Dataset entries
══════════
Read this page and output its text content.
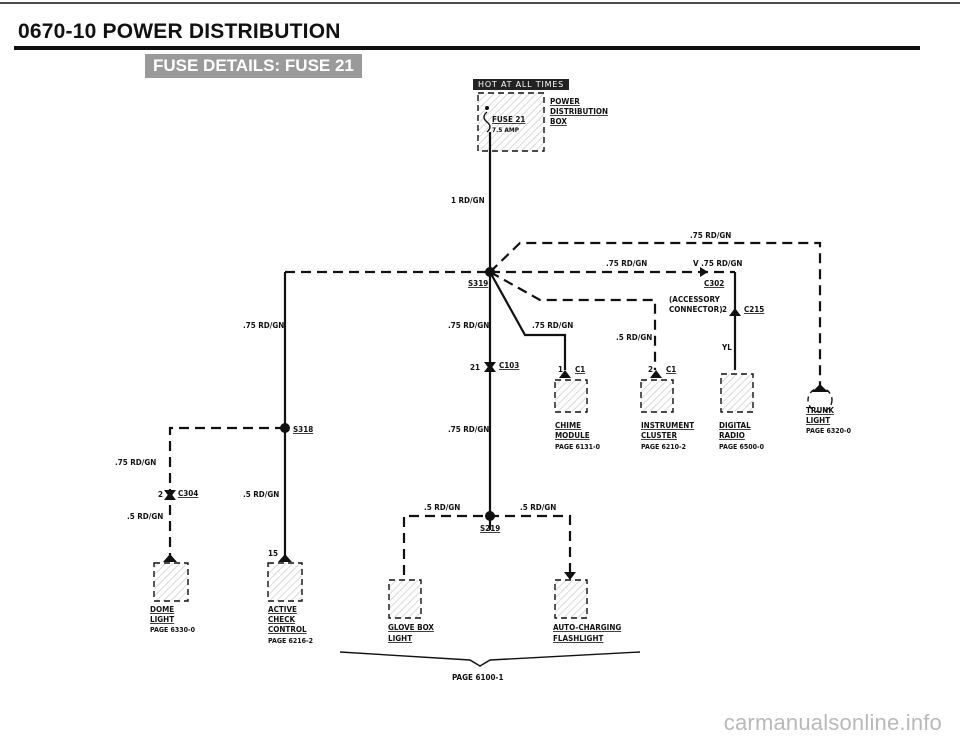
0670-10 POWER DISTRIBUTION
FUSE DETAILS: FUSE 21
HOT AT ALL TIMES
FUSE 21
7.5 AMP
POWER
DISTRIBUTION
BOX
1 RD/GN
S319
.75 RD/GN
TRUNK
LIGHT
PAGE 6320-0
.75 RD/GN	V .75 RD/GN
C302
(ACCESSORY
CONNECTOR) 2 C215
YL
.5 RD/GN
.75 RD/GN
.75 RD/GN	.75 RD/GN
21 C103
.75 RD/GN
1 C1
CHIME
MODULE
PAGE 6131-0
2 C1
INSTRUMENT
CLUSTER
PAGE 6210-2
DIGITAL
RADIO
PAGE 6500-0
S318
.75 RD/GN
2 C304
.5 RD/GN
.5 RD/GN
DOME
LIGHT
PAGE 6330-0
15
ACTIVE
CHECK
CONTROL
PAGE 6216-2
S219
.5 RD/GN	.5 RD/GN
GLOVE BOX
LIGHT
AUTO-CHARGING
FLASHLIGHT
PAGE 6100-1
carmanualsonline.info
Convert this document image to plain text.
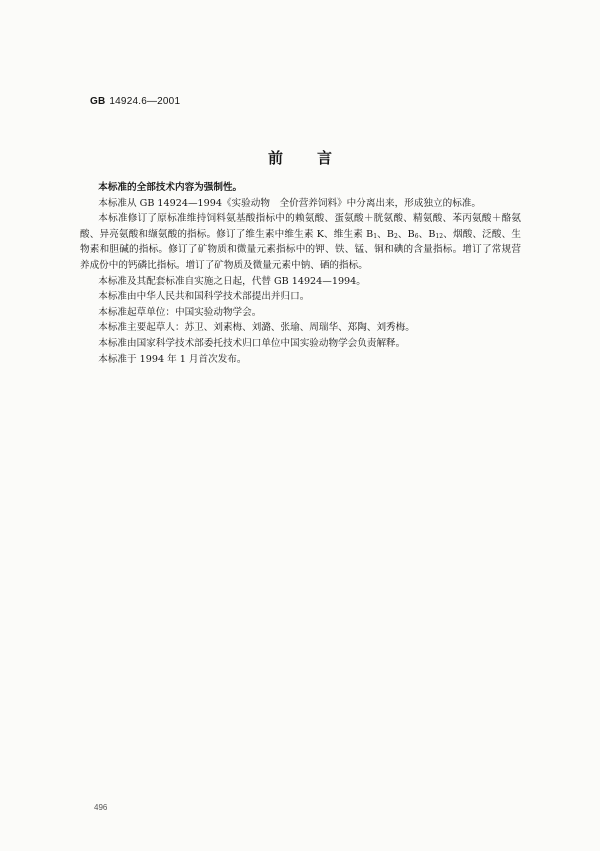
GB 14924.6—2001
前 言

本标准的全部技术内容为强制性。

本标准从 GB 14924—1994《实验动物　全价营养饲料》中分离出来，形成独立的标准。

本标准修订了原标准维持饲料氨基酸指标中的赖氨酸、蛋氨酸＋胱氨酸、精氨酸、苯丙氨酸＋酪氨酸、异亮氨酸和缬氨酸的指标。修订了维生素中维生素 K、维生素 $B_1$、$B_2$、$B_6$、$B_{12}$、烟酸、泛酸、生物素和胆碱的指标。修订了矿物质和微量元素指标中的钾、铁、锰、铜和碘的含量指标。增订了常规营养成份中的钙磷比指标。增订了矿物质及微量元素中钠、硒的指标。

本标准及其配套标准自实施之日起，代替 GB 14924—1994。

本标准由中华人民共和国科学技术部提出并归口。

本标准起草单位：中国实验动物学会。

本标准主要起草人：苏卫、刘素梅、刘潞、张瑜、周瑞华、郑陶、刘秀梅。

本标准由国家科学技术部委托技术归口单位中国实验动物学会负责解释。

本标准于 1994 年 1 月首次发布。

496
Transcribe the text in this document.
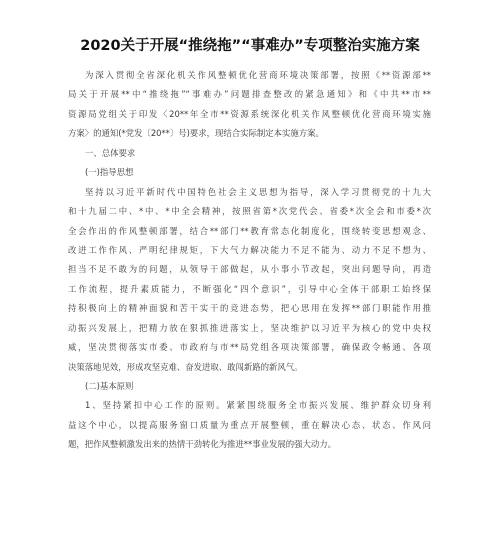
2020关于开展“推绕拖”“事难办”专项整治实施方案
为深入贯彻全省深化机关作风整顿优化营商环境决策部署，按照《**资源部**
局关于开展**中“推绕拖”“事难办”问题排查整改的紧急通知》和《中共**市**
资源局党组关于印发〈20**年全市**资源系统深化机关作风整顿优化营商环境实施
方案〉的通知(*党发〔20**〕号)要求，现结合实际制定本实施方案。
一、总体要求
(一)指导思想
坚持以习近平新时代中国特色社会主义思想为指导，深入学习贯彻党的十九大
和十九届二中、*中、*中全会精神，按照省第*次党代会、省委*次全会和市委*次
全会作出的作风整顿部署，结合**部门**教育常态化制度化，围绕转变思想观念、
改进工作作风、严明纪律规矩，下大气力解决能力不足不能为、动力不足不想为、
担当不足不敢为的问题，从领导干部做起，从小事小节改起，突出问题导向，再造
工作流程，提升素质能力，不断强化“四个意识”，引导中心全体干部职工始终保
持积极向上的精神面貌和苦干实干的竞进态势，把心思用在发挥**部门职能作用推
动振兴发展上，把精力放在狠抓推进落实上，坚决维护以习近平为核心的党中央权
威，坚决贯彻落实市委、市政府与市**局党组各项决策部署，确保政令畅通、各项
决策落地见效，形成攻坚克难、奋发进取、敢闯新路的新风气。
(二)基本原则
1、坚持紧扣中心工作的原则。紧紧围绕服务全市振兴发展、维护群众切身利
益这个中心，以提高服务窗口质量为重点开展整顿，重在解决心态、状态、作风问
题，把作风整顿激发出来的热情干劲转化为推进**事业发展的强大动力。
══════════
Do this » Reply with one number only: how many lines of the listing hold "document"?

In response » 2